Output the records exactly. Include every line.

RECORDS TO PROCESS
▬▬▬▬▬▬

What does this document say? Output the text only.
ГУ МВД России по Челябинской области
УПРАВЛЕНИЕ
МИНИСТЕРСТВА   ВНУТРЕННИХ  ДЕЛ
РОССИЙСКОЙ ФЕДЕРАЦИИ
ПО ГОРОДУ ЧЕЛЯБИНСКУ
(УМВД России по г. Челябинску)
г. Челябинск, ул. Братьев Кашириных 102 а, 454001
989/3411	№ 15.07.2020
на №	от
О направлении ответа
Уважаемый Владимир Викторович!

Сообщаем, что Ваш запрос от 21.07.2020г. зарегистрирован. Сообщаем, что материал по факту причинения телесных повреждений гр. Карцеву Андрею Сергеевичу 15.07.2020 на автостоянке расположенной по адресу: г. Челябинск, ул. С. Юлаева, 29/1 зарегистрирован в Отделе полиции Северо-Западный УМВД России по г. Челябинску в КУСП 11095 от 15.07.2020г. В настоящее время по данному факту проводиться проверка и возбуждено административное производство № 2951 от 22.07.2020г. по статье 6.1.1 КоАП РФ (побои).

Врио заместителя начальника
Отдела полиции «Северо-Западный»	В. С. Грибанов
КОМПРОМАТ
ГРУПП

▬▬▬▬▬▬

OUTPUT FOR THIS EXERCISE
What does this document say? Output the text only.
ГУ МВД России по Челябинской области
УПРАВЛЕНИЕ
МИНИСТЕРСТВА   ВНУТРЕННИХ  ДЕЛ
РОССИЙСКОЙ ФЕДЕРАЦИИ
ПО ГОРОДУ ЧЕЛЯБИНСКУ
(УМВД России по г. Челябинску)
г. Челябинск, ул. Братьев Кашириных 102 а, 454001
989/3411	№ 15.07.2020
на №	от
О направлении ответа
Уважаемый Владимир Викторович!

Сообщаем, что Ваш запрос от 21.07.2020г. зарегистрирован. Сообщаем, что материал по факту причинения телесных повреждений гр. Карцеву Андрею Сергеевичу 15.07.2020 на автостоянке расположенной по адресу: г. Челябинск, ул. С. Юлаева, 29/1 зарегистрирован в Отделе полиции Северо-Западный УМВД России по г. Челябинску в КУСП 11095 от 15.07.2020г. В настоящее время по данному факту проводиться проверка и возбуждено административное производство № 2951 от 22.07.2020г. по статье 6.1.1 КоАП РФ (побои).

Врио заместителя начальника
Отдела полиции «Северо-Западный»	В. С. Грибанов
КОМПРОМАТ
ГРУПП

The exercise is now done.